Leave the pictures out and repeat the rest of the data below exactly.

◆ INPUT DATA:
>>>

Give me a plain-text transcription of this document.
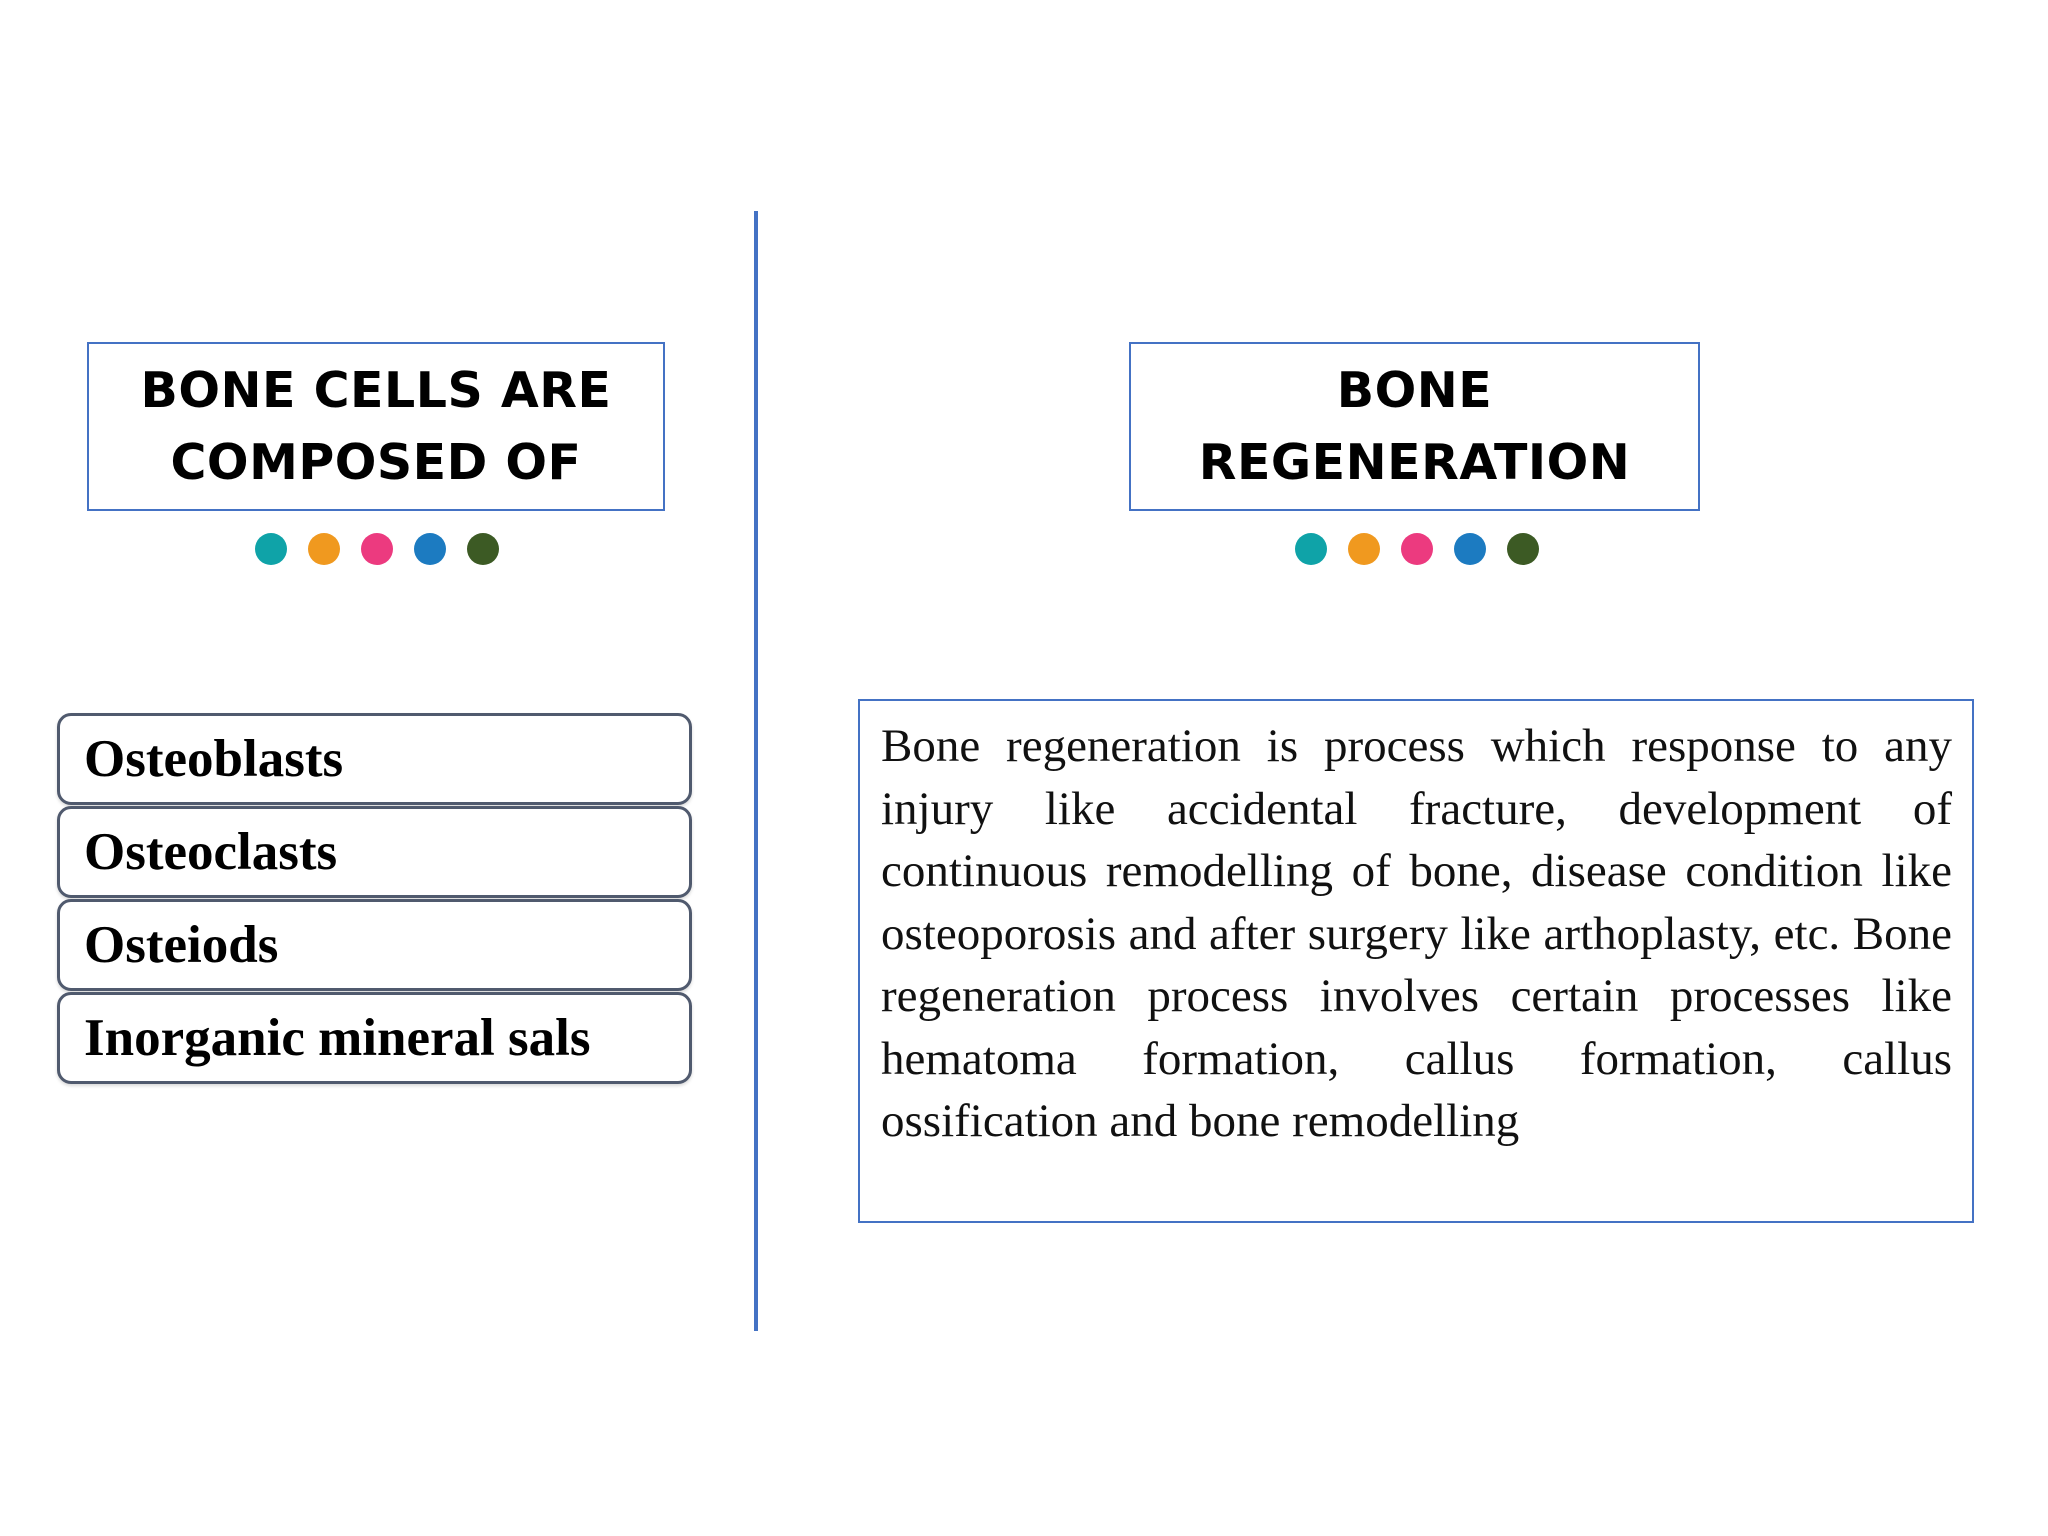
BONE CELLS ARE
COMPOSED OF
Osteoblasts
Osteoclasts
Osteiods
Inorganic mineral sals
BONE
REGENERATION
Bone regeneration is process which response to any injury like accidental fracture, development of continuous remodelling of bone, disease condition like osteoporosis and after surgery like arthoplasty, etc. Bone regeneration process involves certain processes like hematoma formation, callus formation, callus ossification and bone remodelling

<<<

◆ WRITTEN ANSWER:
Give me a plain-text transcription of this document.
BONE CELLS ARE
COMPOSED OF
Osteoblasts
Osteoclasts
Osteiods
Inorganic mineral sals
BONE
REGENERATION
Bone regeneration is process which response to any injury like accidental fracture, development of continuous remodelling of bone, disease condition like osteoporosis and after surgery like arthoplasty, etc. Bone regeneration process involves certain processes like hematoma formation, callus formation, callus ossification and bone remodelling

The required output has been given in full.